What is expected: Among the entries below, count the lines that contain the word "handed". Write down only the total.

Data supplied:
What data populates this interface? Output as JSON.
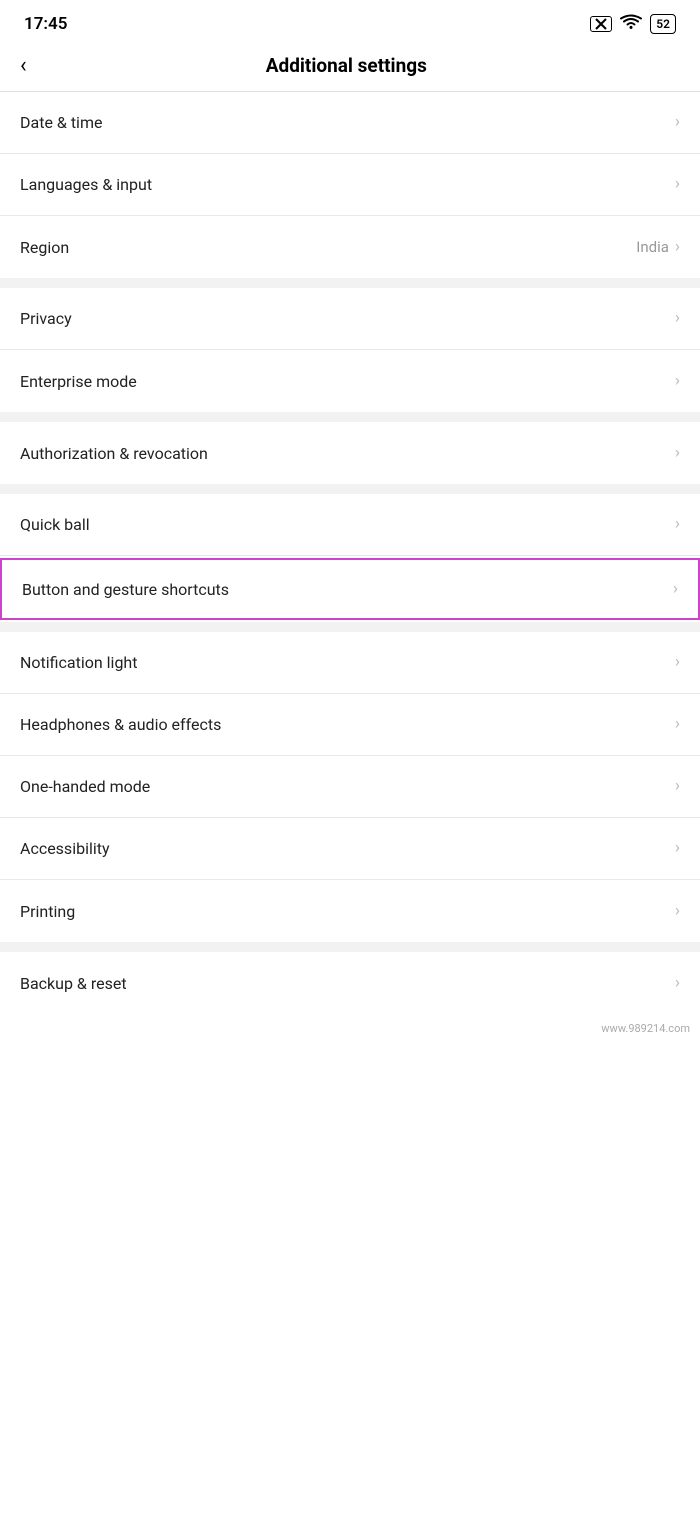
{
  "statusBar": {
    "time": "17:45",
    "batteryLevel": "52",
    "icons": {
      "close": "✕",
      "wifi": "wifi",
      "battery": "battery"
    }
  },
  "header": {
    "backLabel": "‹",
    "title": "Additional settings"
  },
  "sections": [
    {
      "id": "section1",
      "items": [
        {
          "id": "date-time",
          "label": "Date & time",
          "value": "",
          "highlighted": false
        },
        {
          "id": "languages-input",
          "label": "Languages & input",
          "value": "",
          "highlighted": false
        },
        {
          "id": "region",
          "label": "Region",
          "value": "India",
          "highlighted": false
        }
      ]
    },
    {
      "id": "section2",
      "items": [
        {
          "id": "privacy",
          "label": "Privacy",
          "value": "",
          "highlighted": false
        },
        {
          "id": "enterprise-mode",
          "label": "Enterprise mode",
          "value": "",
          "highlighted": false
        }
      ]
    },
    {
      "id": "section3",
      "items": [
        {
          "id": "authorization-revocation",
          "label": "Authorization & revocation",
          "value": "",
          "highlighted": false
        }
      ]
    },
    {
      "id": "section4",
      "items": [
        {
          "id": "quick-ball",
          "label": "Quick ball",
          "value": "",
          "highlighted": false
        },
        {
          "id": "button-gesture-shortcuts",
          "label": "Button and gesture shortcuts",
          "value": "",
          "highlighted": true
        }
      ]
    },
    {
      "id": "section5",
      "items": [
        {
          "id": "notification-light",
          "label": "Notification light",
          "value": "",
          "highlighted": false
        },
        {
          "id": "headphones-audio",
          "label": "Headphones & audio effects",
          "value": "",
          "highlighted": false
        },
        {
          "id": "one-handed-mode",
          "label": "One-handed mode",
          "value": "",
          "highlighted": false
        },
        {
          "id": "accessibility",
          "label": "Accessibility",
          "value": "",
          "highlighted": false
        },
        {
          "id": "printing",
          "label": "Printing",
          "value": "",
          "highlighted": false
        }
      ]
    },
    {
      "id": "section6",
      "items": [
        {
          "id": "backup-reset",
          "label": "Backup & reset",
          "value": "",
          "highlighted": false
        }
      ]
    }
  ],
  "watermark": {
    "text": "www.989214.com"
  }
}
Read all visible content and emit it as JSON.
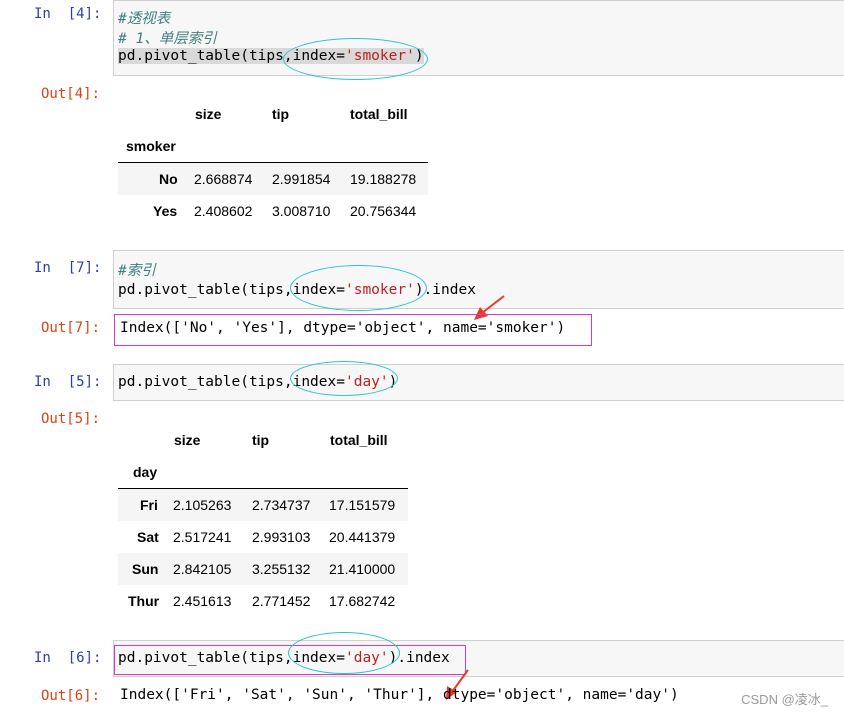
{
  "cells": [
    {
      "in_prompt": "In  [4]:",
      "code": [
        "#透视表",
        "# 1、单层索引",
        "pd.pivot_table(tips,index='smoker')"
      ],
      "code_parts": {
        "pre": "pd.pivot_table(tips,index=",
        "str": "'smoker'",
        "post": ")"
      },
      "out_prompt": "Out[4]:",
      "df": {
        "columns": [
          "size",
          "tip",
          "total_bill"
        ],
        "index_name": "smoker",
        "rows": [
          {
            "index": "No",
            "values": [
              "2.668874",
              "2.991854",
              "19.188278"
            ]
          },
          {
            "index": "Yes",
            "values": [
              "2.408602",
              "3.008710",
              "20.756344"
            ]
          }
        ]
      }
    },
    {
      "in_prompt": "In  [7]:",
      "comment": "#索引",
      "code_parts": {
        "pre": "pd.pivot_table(tips,index=",
        "str": "'smoker'",
        "post": ").index"
      },
      "out_prompt": "Out[7]:",
      "output": "Index(['No', 'Yes'], dtype='object', name='smoker')"
    },
    {
      "in_prompt": "In  [5]:",
      "code_parts": {
        "pre": "pd.pivot_table(tips,index=",
        "str": "'day'",
        "post": ")"
      },
      "out_prompt": "Out[5]:",
      "df": {
        "columns": [
          "size",
          "tip",
          "total_bill"
        ],
        "index_name": "day",
        "rows": [
          {
            "index": "Fri",
            "values": [
              "2.105263",
              "2.734737",
              "17.151579"
            ]
          },
          {
            "index": "Sat",
            "values": [
              "2.517241",
              "2.993103",
              "20.441379"
            ]
          },
          {
            "index": "Sun",
            "values": [
              "2.842105",
              "3.255132",
              "21.410000"
            ]
          },
          {
            "index": "Thur",
            "values": [
              "2.451613",
              "2.771452",
              "17.682742"
            ]
          }
        ]
      }
    },
    {
      "in_prompt": "In  [6]:",
      "code_parts": {
        "pre": "pd.pivot_table(tips,index=",
        "str": "'day'",
        "post": ").index"
      },
      "out_prompt": "Out[6]:",
      "output": "Index(['Fri', 'Sat', 'Sun', 'Thur'], dtype='object', name='day')"
    }
  ],
  "watermark": "CSDN @凌冰_",
  "colors": {
    "annotation_ellipse": "#2bc3c9",
    "annotation_box": "#d33cc9",
    "arrow": "#e8392b"
  }
}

Exercise output: 2